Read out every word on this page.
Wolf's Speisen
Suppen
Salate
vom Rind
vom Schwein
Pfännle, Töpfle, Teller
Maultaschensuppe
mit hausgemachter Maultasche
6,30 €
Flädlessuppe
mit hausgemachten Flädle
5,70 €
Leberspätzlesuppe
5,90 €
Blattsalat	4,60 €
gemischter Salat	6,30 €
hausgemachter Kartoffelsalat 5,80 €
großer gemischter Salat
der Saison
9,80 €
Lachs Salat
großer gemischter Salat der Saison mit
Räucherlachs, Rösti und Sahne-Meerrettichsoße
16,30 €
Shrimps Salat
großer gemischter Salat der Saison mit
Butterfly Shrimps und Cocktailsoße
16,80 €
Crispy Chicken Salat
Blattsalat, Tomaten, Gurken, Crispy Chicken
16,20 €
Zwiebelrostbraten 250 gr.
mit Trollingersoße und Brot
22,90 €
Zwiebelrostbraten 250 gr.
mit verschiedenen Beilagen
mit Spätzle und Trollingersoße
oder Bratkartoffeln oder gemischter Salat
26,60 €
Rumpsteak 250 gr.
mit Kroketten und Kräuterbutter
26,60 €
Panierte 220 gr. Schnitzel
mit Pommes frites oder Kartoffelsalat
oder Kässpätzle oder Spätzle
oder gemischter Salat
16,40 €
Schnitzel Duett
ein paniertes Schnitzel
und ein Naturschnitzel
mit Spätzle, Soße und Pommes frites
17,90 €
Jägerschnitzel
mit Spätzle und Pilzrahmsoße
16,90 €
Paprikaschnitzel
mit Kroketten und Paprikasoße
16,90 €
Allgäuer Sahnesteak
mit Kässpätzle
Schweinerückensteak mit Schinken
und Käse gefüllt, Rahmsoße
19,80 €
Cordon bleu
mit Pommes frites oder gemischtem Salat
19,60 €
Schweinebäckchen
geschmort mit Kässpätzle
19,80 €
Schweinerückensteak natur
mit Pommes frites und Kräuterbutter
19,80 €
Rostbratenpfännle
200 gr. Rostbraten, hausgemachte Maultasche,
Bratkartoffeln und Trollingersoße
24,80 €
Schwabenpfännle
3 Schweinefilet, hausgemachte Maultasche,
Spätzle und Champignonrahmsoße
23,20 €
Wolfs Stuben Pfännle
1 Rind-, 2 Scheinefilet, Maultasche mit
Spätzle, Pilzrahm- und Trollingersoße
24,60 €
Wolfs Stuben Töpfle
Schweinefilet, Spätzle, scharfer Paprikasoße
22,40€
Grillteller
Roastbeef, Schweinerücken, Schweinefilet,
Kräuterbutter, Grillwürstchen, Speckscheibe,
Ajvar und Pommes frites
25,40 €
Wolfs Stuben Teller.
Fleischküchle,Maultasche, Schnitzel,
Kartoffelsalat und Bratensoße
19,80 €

++++++

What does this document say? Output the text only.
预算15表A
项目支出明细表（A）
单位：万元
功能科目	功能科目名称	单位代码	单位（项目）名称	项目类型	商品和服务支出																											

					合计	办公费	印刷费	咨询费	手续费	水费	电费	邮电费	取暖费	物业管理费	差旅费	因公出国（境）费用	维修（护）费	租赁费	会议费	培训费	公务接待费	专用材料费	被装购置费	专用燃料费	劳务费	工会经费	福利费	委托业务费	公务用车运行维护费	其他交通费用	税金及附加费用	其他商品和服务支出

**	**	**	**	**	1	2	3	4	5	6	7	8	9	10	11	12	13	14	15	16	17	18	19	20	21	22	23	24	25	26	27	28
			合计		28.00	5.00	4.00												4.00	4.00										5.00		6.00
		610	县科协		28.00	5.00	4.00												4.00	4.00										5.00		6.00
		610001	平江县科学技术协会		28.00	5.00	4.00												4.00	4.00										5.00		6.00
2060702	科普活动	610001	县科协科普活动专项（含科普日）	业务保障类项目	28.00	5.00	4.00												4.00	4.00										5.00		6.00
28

++++++

EXERCISE INSTRUCTIONS
Take every line above carrying "Shrimps" and return it.

SOLUTION TO THIS TASK
Shrimps Salat
Butterfly Shrimps und Cocktailsoße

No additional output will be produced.